**Exercise description:**
Duplicate the lines of the data from the one containing "c-label-28: 28C: [903, 414, 926, 428]" through the one containing "lat-label-32: 32 0': [14, 443, 40, 457]", and give only those lines.

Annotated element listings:
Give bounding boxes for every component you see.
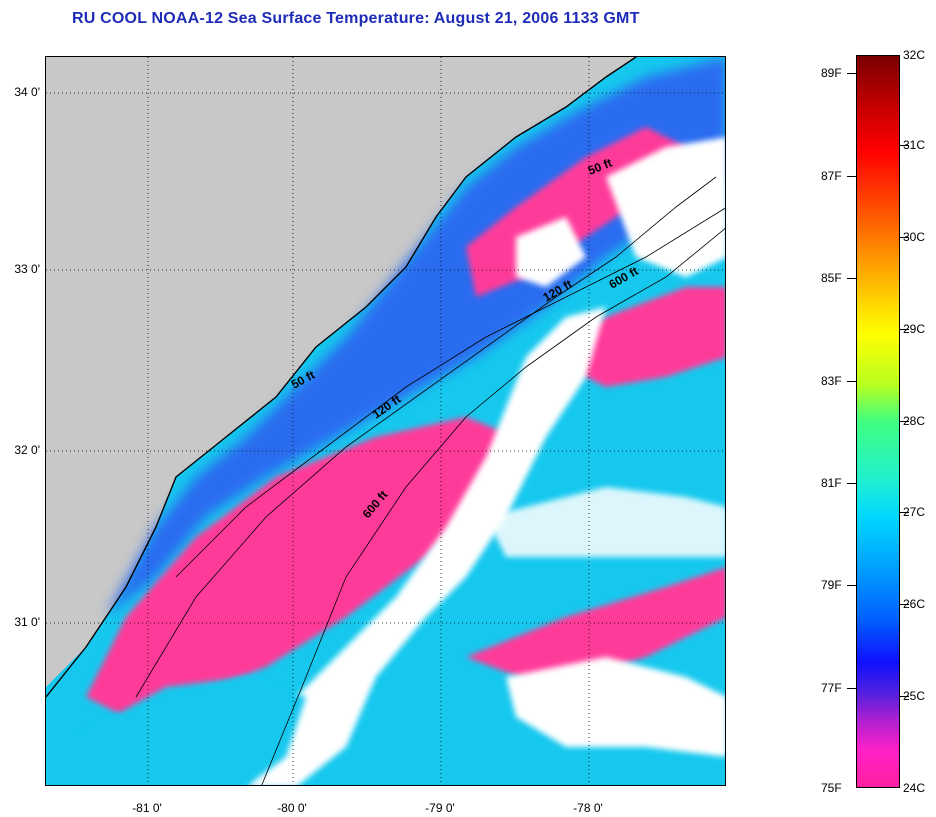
c-label-28: 28C: [903, 414, 926, 428]
c-label-27: 27C: [903, 505, 926, 519]
lon-label-78: -78 0': [573, 801, 603, 815]
isobath-120ft: [175, 207, 725, 578]
lon-label-79: -79 0': [425, 801, 455, 815]
f-label-75: 75F: [821, 781, 842, 795]
c-label-32: 32C: [903, 48, 926, 62]
f-label-89: 89F: [821, 66, 842, 80]
f-label-81: 81F: [821, 476, 842, 490]
cloud-mask-northeast: [606, 137, 725, 277]
f-label-79: 79F: [821, 578, 842, 592]
cool-water-patch: [86, 417, 516, 717]
lat-label-32: 32 0': [14, 443, 40, 457]
cool-water-streak-south: [466, 567, 725, 687]
sst-map-canvas: 50 ft 120 ft 600 ft 50 ft 120 ft 600 ft: [46, 57, 725, 785]
f-label-83: 83F: [821, 374, 842, 388]
f-label-87: 87F: [821, 169, 842, 183]
c-label-26: 26C: [903, 597, 926, 611]
lat-label-33: 33 0': [14, 262, 40, 276]
lon-label-80: -80 0': [277, 801, 307, 815]
cloud-mask-north: [516, 217, 586, 287]
warm-water-southwest: [76, 677, 306, 785]
c-label-29: 29C: [903, 322, 926, 336]
cloud-mask-east: [486, 487, 725, 557]
coastline: [46, 57, 637, 698]
f-label-77: 77F: [821, 681, 842, 695]
c-label-25: 25C: [903, 689, 926, 703]
c-label-30: 30C: [903, 230, 926, 244]
f-label-85: 85F: [821, 271, 842, 285]
isobath-50ft: [135, 176, 717, 698]
lat-label-31: 31 0': [14, 615, 40, 629]
cloud-mask-south: [506, 657, 725, 757]
c-label-24: 24C: [903, 781, 926, 795]
cloud-mask-central: [246, 307, 606, 785]
sst-map[interactable]: 50 ft 120 ft 600 ft 50 ft 120 ft 600 ft: [45, 56, 726, 786]
lon-label-81: -81 0': [132, 801, 162, 815]
c-label-31: 31C: [903, 138, 926, 152]
cool-water-streak-east: [546, 287, 725, 387]
map-title: RU COOL NOAA-12 Sea Surface Temperature:…: [72, 10, 640, 27]
temperature-colorbar: [856, 55, 900, 788]
isobath-600ft: [261, 228, 725, 785]
lat-label-34: 34 0': [14, 85, 40, 99]
graticule: [46, 57, 725, 785]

**Solution:**
c-label-28: 28C: [903, 414, 926, 428]
c-label-27: 27C: [903, 505, 926, 519]
lon-label-78: -78 0': [573, 801, 603, 815]
isobath-120ft: [175, 207, 725, 578]
lon-label-79: -79 0': [425, 801, 455, 815]
f-label-75: 75F: [821, 781, 842, 795]
c-label-32: 32C: [903, 48, 926, 62]
f-label-89: 89F: [821, 66, 842, 80]
f-label-81: 81F: [821, 476, 842, 490]
cloud-mask-northeast: [606, 137, 725, 277]
f-label-79: 79F: [821, 578, 842, 592]
cool-water-patch: [86, 417, 516, 717]
lat-label-32: 32 0': [14, 443, 40, 457]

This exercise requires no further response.